## What to work on
Collect every line that includes the string "page".

## Working data
·····
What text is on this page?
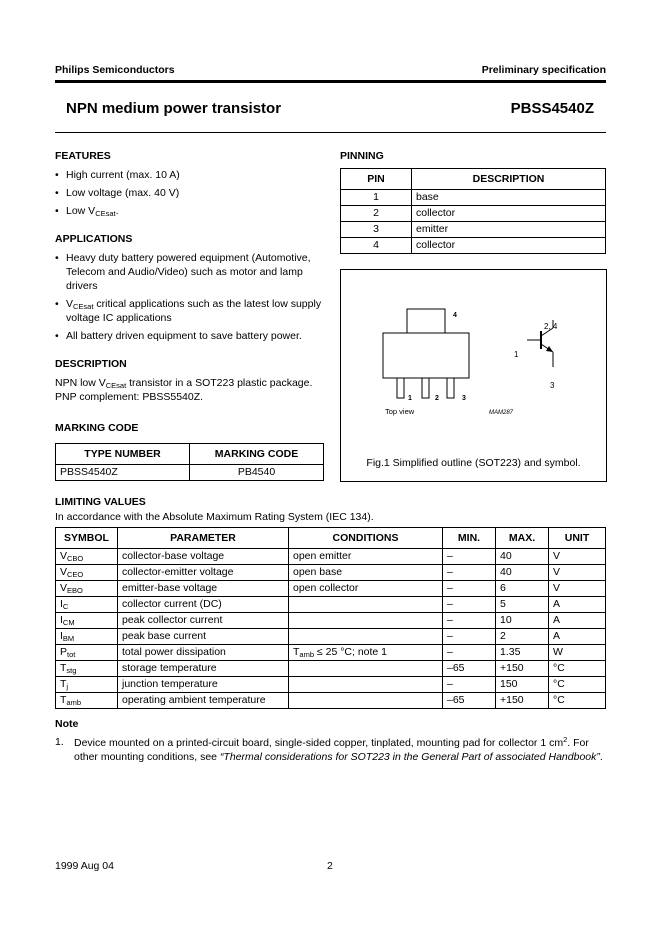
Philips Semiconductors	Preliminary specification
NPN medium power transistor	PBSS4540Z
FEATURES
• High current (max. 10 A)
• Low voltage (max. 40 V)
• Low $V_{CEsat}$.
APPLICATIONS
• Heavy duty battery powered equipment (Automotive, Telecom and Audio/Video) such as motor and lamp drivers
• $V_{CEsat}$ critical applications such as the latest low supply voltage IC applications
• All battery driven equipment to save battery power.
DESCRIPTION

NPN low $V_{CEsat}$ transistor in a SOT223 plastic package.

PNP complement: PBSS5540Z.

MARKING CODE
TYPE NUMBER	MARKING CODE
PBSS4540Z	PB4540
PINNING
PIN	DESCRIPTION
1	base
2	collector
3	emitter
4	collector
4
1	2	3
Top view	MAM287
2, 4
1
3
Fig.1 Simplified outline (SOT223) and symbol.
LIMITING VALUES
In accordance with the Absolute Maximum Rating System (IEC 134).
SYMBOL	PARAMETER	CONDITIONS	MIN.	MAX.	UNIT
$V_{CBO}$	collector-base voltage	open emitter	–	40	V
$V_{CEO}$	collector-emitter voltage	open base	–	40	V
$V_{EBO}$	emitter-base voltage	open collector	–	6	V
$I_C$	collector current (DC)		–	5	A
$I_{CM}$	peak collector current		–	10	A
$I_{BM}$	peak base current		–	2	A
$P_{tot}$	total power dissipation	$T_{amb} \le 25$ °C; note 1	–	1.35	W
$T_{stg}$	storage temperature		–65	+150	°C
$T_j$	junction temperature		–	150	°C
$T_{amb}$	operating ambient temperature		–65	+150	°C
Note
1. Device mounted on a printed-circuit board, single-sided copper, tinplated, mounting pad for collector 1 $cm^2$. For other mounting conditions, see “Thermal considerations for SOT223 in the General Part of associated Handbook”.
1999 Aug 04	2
·····
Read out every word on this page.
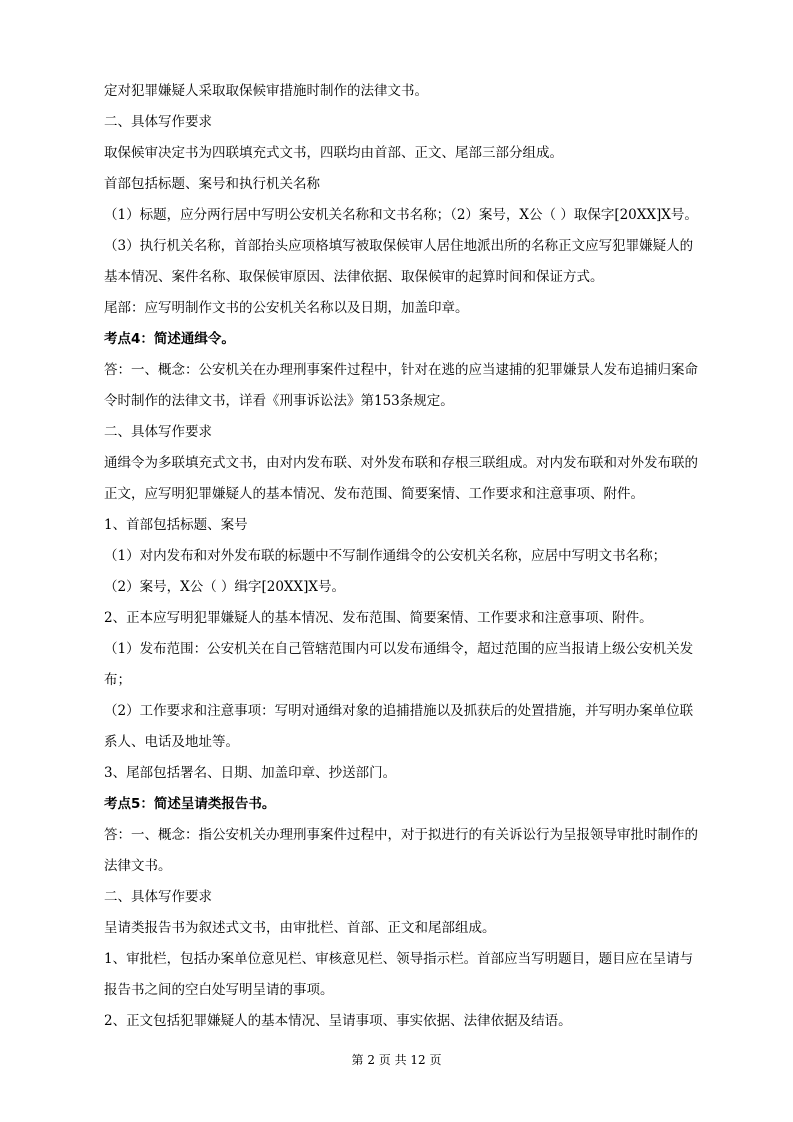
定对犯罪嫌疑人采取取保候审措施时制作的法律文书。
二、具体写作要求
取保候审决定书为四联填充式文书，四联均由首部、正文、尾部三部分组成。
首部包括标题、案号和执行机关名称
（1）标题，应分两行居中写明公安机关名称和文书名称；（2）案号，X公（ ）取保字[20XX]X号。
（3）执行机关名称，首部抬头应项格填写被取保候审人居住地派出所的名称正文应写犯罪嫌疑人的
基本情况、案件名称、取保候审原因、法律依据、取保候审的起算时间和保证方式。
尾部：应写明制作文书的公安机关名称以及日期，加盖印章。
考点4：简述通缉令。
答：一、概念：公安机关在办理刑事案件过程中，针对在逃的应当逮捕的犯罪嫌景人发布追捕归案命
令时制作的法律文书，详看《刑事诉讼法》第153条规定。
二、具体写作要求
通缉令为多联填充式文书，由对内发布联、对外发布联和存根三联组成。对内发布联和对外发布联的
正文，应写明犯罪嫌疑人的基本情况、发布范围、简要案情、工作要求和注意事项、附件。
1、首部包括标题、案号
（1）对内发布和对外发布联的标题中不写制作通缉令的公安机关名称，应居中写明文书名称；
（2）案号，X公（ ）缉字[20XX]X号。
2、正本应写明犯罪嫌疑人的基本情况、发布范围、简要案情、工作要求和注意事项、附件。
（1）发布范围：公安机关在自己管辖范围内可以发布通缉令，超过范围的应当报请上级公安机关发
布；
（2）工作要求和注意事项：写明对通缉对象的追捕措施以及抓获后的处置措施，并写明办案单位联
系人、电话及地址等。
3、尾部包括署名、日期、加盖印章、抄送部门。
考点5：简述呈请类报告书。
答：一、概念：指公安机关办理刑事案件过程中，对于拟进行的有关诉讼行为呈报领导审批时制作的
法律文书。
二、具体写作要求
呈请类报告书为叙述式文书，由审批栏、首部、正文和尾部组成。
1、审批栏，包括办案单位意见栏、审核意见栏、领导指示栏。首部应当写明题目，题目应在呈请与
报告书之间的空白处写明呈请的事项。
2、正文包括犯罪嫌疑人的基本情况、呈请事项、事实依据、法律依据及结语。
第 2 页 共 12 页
·····
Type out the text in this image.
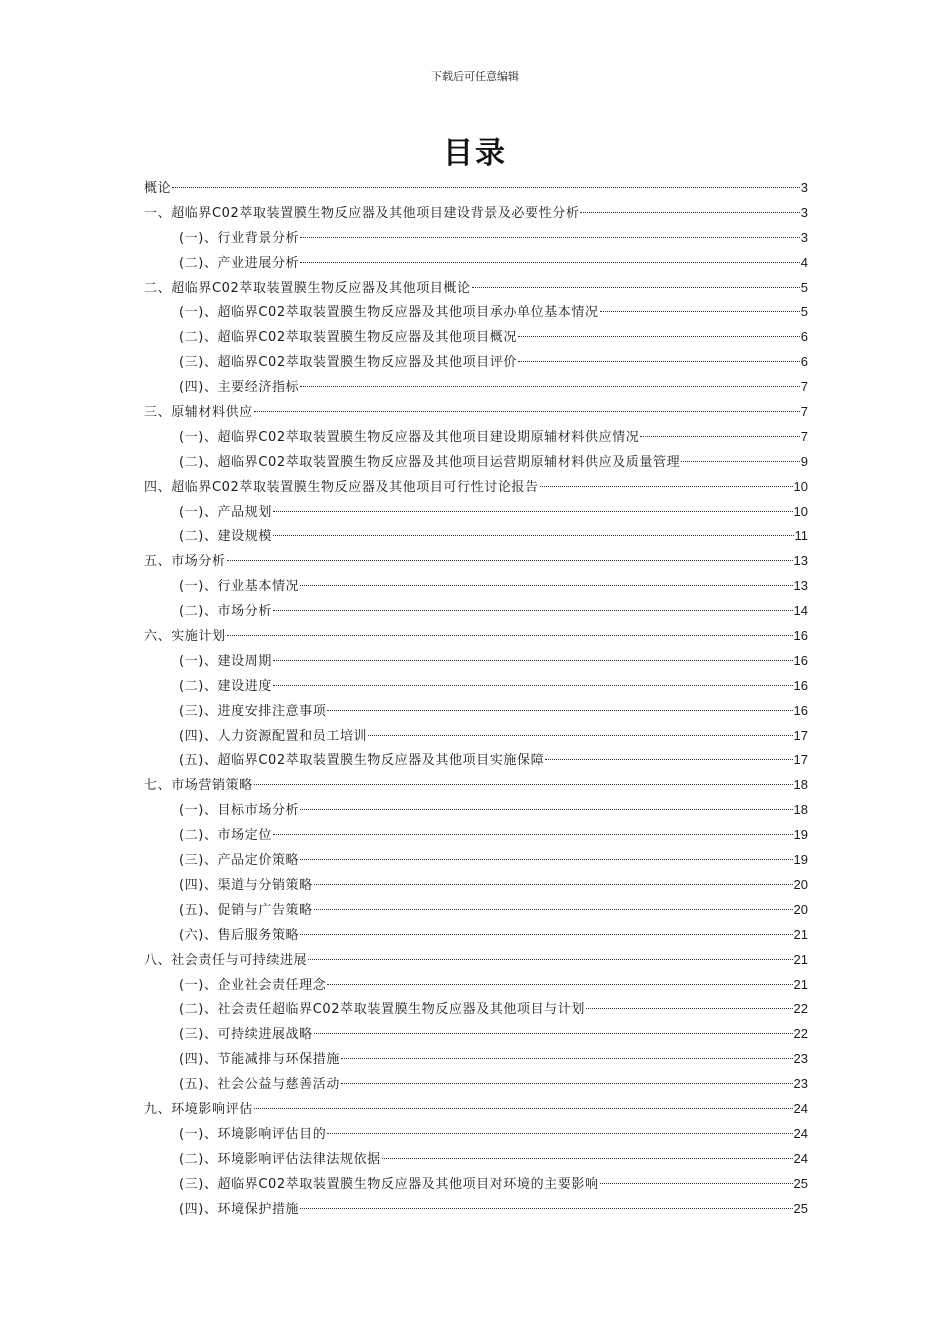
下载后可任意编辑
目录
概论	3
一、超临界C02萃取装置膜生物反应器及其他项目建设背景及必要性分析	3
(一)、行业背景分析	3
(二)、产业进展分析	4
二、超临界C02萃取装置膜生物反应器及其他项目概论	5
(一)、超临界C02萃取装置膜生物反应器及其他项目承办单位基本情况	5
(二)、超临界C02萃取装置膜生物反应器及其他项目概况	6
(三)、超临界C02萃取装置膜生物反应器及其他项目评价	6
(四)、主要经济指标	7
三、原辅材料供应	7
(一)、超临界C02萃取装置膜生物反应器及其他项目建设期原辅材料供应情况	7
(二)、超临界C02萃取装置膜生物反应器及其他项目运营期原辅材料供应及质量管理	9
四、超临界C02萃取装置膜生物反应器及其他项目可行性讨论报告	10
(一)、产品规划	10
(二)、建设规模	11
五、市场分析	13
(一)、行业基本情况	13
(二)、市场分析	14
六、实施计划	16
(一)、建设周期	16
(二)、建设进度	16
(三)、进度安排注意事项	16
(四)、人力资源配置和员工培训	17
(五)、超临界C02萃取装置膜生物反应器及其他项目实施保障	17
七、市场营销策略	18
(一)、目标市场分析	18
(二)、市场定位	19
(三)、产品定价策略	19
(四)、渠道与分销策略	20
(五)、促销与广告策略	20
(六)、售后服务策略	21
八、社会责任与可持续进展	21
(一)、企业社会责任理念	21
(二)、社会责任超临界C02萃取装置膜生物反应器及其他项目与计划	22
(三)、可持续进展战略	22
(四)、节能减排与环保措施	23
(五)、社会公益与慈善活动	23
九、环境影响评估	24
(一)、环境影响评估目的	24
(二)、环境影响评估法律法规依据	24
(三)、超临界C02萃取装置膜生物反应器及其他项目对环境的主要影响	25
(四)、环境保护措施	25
·····
## Finished answer
What text is on this page?
Read out every word on this page.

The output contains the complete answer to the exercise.